#### Source material

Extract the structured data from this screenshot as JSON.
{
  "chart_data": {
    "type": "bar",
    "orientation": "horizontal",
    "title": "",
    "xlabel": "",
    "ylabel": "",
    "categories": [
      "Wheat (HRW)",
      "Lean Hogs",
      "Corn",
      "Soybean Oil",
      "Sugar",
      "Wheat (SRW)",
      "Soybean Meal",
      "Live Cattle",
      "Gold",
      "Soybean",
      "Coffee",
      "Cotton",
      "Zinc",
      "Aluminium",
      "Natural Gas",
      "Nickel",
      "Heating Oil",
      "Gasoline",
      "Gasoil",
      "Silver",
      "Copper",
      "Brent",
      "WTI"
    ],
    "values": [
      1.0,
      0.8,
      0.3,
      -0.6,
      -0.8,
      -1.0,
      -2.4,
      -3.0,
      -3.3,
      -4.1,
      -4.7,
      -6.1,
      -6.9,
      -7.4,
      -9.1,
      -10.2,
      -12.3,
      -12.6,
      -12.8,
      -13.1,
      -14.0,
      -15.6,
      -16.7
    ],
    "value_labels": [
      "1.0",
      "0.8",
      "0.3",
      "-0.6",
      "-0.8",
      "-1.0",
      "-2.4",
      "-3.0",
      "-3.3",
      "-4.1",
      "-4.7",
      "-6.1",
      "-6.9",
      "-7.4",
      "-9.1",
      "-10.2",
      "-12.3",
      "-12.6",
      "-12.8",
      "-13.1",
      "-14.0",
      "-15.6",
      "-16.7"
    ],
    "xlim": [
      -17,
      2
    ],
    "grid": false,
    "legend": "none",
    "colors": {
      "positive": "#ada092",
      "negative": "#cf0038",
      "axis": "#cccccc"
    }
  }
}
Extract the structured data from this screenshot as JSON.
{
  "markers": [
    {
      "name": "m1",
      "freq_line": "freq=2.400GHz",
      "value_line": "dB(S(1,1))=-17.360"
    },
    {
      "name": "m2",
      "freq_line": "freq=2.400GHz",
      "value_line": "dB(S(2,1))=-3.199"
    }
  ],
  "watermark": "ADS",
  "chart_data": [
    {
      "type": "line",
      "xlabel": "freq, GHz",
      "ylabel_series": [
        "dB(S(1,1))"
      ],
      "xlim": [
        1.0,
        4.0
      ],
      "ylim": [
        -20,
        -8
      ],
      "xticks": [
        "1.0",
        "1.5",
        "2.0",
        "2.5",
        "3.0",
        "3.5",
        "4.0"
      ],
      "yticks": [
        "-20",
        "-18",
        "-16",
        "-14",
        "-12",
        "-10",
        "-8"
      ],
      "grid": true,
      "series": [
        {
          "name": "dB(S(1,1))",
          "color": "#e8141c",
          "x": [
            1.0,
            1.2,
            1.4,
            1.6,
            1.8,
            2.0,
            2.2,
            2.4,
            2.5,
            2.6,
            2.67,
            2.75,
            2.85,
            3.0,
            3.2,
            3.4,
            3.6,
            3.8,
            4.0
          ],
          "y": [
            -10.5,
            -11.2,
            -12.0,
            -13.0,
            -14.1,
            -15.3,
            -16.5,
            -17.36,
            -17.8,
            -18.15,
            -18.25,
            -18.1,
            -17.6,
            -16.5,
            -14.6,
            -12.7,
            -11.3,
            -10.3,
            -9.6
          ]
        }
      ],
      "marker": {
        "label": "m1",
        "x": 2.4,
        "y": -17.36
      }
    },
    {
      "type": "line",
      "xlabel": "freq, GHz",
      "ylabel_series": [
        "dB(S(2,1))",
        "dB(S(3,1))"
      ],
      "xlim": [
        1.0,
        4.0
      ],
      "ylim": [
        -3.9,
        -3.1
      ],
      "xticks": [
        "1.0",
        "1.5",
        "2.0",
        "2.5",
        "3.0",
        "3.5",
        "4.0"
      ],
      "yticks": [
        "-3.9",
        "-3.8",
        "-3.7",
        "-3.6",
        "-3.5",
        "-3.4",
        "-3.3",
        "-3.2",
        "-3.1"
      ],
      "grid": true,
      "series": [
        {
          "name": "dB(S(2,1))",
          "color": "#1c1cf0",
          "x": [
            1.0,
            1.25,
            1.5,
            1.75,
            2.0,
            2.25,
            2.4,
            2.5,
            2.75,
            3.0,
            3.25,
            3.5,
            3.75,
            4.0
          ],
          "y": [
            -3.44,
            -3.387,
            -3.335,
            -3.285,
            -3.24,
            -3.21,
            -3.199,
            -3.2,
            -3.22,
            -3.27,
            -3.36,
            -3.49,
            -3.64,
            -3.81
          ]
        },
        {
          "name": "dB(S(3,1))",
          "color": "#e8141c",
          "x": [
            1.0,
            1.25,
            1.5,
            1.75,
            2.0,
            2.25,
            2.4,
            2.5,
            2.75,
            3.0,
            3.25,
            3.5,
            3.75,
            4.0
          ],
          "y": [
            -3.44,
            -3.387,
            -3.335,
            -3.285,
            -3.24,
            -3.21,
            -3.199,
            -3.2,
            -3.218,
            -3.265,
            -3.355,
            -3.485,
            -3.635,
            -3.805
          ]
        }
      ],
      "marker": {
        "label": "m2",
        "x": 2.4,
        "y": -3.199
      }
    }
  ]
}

########

● Do this: Type out the full listing again, exactly as given.

● The response:
Extract the structured data from this screenshot as JSON.
{
  "chart_data": {
    "type": "bar",
    "orientation": "horizontal",
    "title": "",
    "xlabel": "",
    "ylabel": "",
    "categories": [
      "Wheat (HRW)",
      "Lean Hogs",
      "Corn",
      "Soybean Oil",
      "Sugar",
      "Wheat (SRW)",
      "Soybean Meal",
      "Live Cattle",
      "Gold",
      "Soybean",
      "Coffee",
      "Cotton",
      "Zinc",
      "Aluminium",
      "Natural Gas",
      "Nickel",
      "Heating Oil",
      "Gasoline",
      "Gasoil",
      "Silver",
      "Copper",
      "Brent",
      "WTI"
    ],
    "values": [
      1.0,
      0.8,
      0.3,
      -0.6,
      -0.8,
      -1.0,
      -2.4,
      -3.0,
      -3.3,
      -4.1,
      -4.7,
      -6.1,
      -6.9,
      -7.4,
      -9.1,
      -10.2,
      -12.3,
      -12.6,
      -12.8,
      -13.1,
      -14.0,
      -15.6,
      -16.7
    ],
    "value_labels": [
      "1.0",
      "0.8",
      "0.3",
      "-0.6",
      "-0.8",
      "-1.0",
      "-2.4",
      "-3.0",
      "-3.3",
      "-4.1",
      "-4.7",
      "-6.1",
      "-6.9",
      "-7.4",
      "-9.1",
      "-10.2",
      "-12.3",
      "-12.6",
      "-12.8",
      "-13.1",
      "-14.0",
      "-15.6",
      "-16.7"
    ],
    "xlim": [
      -17,
      2
    ],
    "grid": false,
    "legend": "none",
    "colors": {
      "positive": "#ada092",
      "negative": "#cf0038",
      "axis": "#cccccc"
    }
  }
}
Extract the structured data from this screenshot as JSON.
{
  "markers": [
    {
      "name": "m1",
      "freq_line": "freq=2.400GHz",
      "value_line": "dB(S(1,1))=-17.360"
    },
    {
      "name": "m2",
      "freq_line": "freq=2.400GHz",
      "value_line": "dB(S(2,1))=-3.199"
    }
  ],
  "watermark": "ADS",
  "chart_data": [
    {
      "type": "line",
      "xlabel": "freq, GHz",
      "ylabel_series": [
        "dB(S(1,1))"
      ],
      "xlim": [
        1.0,
        4.0
      ],
      "ylim": [
        -20,
        -8
      ],
      "xticks": [
        "1.0",
        "1.5",
        "2.0",
        "2.5",
        "3.0",
        "3.5",
        "4.0"
      ],
      "yticks": [
        "-20",
        "-18",
        "-16",
        "-14",
        "-12",
        "-10",
        "-8"
      ],
      "grid": true,
      "series": [
        {
          "name": "dB(S(1,1))",
          "color": "#e8141c",
          "x": [
            1.0,
            1.2,
            1.4,
            1.6,
            1.8,
            2.0,
            2.2,
            2.4,
            2.5,
            2.6,
            2.67,
            2.75,
            2.85,
            3.0,
            3.2,
            3.4,
            3.6,
            3.8,
            4.0
          ],
          "y": [
            -10.5,
            -11.2,
            -12.0,
            -13.0,
            -14.1,
            -15.3,
            -16.5,
            -17.36,
            -17.8,
            -18.15,
            -18.25,
            -18.1,
            -17.6,
            -16.5,
            -14.6,
            -12.7,
            -11.3,
            -10.3,
            -9.6
          ]
        }
      ],
      "marker": {
        "label": "m1",
        "x": 2.4,
        "y": -17.36
      }
    },
    {
      "type": "line",
      "xlabel": "freq, GHz",
      "ylabel_series": [
        "dB(S(2,1))",
        "dB(S(3,1))"
      ],
      "xlim": [
        1.0,
        4.0
      ],
      "ylim": [
        -3.9,
        -3.1
      ],
      "xticks": [
        "1.0",
        "1.5",
        "2.0",
        "2.5",
        "3.0",
        "3.5",
        "4.0"
      ],
      "yticks": [
        "-3.9",
        "-3.8",
        "-3.7",
        "-3.6",
        "-3.5",
        "-3.4",
        "-3.3",
        "-3.2",
        "-3.1"
      ],
      "grid": true,
      "series": [
        {
          "name": "dB(S(2,1))",
          "color": "#1c1cf0",
          "x": [
            1.0,
            1.25,
            1.5,
            1.75,
            2.0,
            2.25,
            2.4,
            2.5,
            2.75,
            3.0,
            3.25,
            3.5,
            3.75,
            4.0
          ],
          "y": [
            -3.44,
            -3.387,
            -3.335,
            -3.285,
            -3.24,
            -3.21,
            -3.199,
            -3.2,
            -3.22,
            -3.27,
            -3.36,
            -3.49,
            -3.64,
            -3.81
          ]
        },
        {
          "name": "dB(S(3,1))",
          "color": "#e8141c",
          "x": [
            1.0,
            1.25,
            1.5,
            1.75,
            2.0,
            2.25,
            2.4,
            2.5,
            2.75,
            3.0,
            3.25,
            3.5,
            3.75,
            4.0
          ],
          "y": [
            -3.44,
            -3.387,
            -3.335,
            -3.285,
            -3.24,
            -3.21,
            -3.199,
            -3.2,
            -3.218,
            -3.265,
            -3.355,
            -3.485,
            -3.635,
            -3.805
          ]
        }
      ],
      "marker": {
        "label": "m2",
        "x": 2.4,
        "y": -3.199
      }
    }
  ]
}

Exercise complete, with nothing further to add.